Exercise requirements:
Find the line containing "Type out the text in this image.". Return it and every line after it, unchanged, up to and including the last line.

>>>>

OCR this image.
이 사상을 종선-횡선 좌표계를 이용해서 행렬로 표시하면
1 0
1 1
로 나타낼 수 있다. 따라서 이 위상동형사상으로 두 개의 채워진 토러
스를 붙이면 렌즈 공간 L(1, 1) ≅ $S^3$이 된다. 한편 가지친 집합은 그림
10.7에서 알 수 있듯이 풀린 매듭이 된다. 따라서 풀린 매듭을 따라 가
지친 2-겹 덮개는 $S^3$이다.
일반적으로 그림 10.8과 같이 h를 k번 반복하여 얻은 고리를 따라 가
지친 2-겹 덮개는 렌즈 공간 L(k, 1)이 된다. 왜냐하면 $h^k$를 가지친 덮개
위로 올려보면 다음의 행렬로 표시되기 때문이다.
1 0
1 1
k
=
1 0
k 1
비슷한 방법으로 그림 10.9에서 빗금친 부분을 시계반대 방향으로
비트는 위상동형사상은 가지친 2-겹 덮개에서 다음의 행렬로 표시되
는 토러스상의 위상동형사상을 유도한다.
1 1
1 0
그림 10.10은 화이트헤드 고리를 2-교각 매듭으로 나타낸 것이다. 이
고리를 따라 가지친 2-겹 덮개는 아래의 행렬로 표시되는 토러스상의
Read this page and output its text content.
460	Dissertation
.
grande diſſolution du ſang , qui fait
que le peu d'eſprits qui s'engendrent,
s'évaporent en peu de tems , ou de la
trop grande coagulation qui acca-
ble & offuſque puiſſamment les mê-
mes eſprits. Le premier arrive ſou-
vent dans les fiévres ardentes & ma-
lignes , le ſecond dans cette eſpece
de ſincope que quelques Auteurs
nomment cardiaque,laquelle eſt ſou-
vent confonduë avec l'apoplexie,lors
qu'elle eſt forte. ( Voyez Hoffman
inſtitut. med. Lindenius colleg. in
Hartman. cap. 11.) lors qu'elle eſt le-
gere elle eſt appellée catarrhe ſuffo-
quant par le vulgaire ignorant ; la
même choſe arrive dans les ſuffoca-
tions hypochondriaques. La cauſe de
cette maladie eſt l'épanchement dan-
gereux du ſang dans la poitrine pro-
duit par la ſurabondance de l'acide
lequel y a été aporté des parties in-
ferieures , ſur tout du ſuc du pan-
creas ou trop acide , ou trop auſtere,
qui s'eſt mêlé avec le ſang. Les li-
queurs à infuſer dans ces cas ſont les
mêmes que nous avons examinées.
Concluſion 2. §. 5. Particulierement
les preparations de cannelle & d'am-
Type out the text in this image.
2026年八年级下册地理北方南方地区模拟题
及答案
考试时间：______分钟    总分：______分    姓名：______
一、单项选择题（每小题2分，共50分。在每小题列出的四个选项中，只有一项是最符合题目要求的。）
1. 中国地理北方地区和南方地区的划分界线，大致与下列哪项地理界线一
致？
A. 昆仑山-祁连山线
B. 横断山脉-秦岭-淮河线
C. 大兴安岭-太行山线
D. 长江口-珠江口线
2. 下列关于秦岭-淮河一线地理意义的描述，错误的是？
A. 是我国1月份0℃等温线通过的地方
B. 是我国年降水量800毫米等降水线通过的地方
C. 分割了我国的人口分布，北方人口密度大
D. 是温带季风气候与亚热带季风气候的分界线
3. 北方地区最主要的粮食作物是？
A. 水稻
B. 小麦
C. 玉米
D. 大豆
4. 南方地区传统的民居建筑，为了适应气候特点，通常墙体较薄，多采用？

<<<<

Result for this task:
Type out the text in this image.
2026年八年级下册地理北方南方地区模拟题
及答案
考试时间：______分钟    总分：______分    姓名：______
一、单项选择题（每小题2分，共50分。在每小题列出的四个选项中，只有一项是最符合题目要求的。）
1. 中国地理北方地区和南方地区的划分界线，大致与下列哪项地理界线一
致？
A. 昆仑山-祁连山线
B. 横断山脉-秦岭-淮河线
C. 大兴安岭-太行山线
D. 长江口-珠江口线
2. 下列关于秦岭-淮河一线地理意义的描述，错误的是？
A. 是我国1月份0℃等温线通过的地方
B. 是我国年降水量800毫米等降水线通过的地方
C. 分割了我国的人口分布，北方人口密度大
D. 是温带季风气候与亚热带季风气候的分界线
3. 北方地区最主要的粮食作物是？
A. 水稻
B. 小麦
C. 玉米
D. 大豆
4. 南方地区传统的民居建筑，为了适应气候特点，通常墙体较薄，多采用？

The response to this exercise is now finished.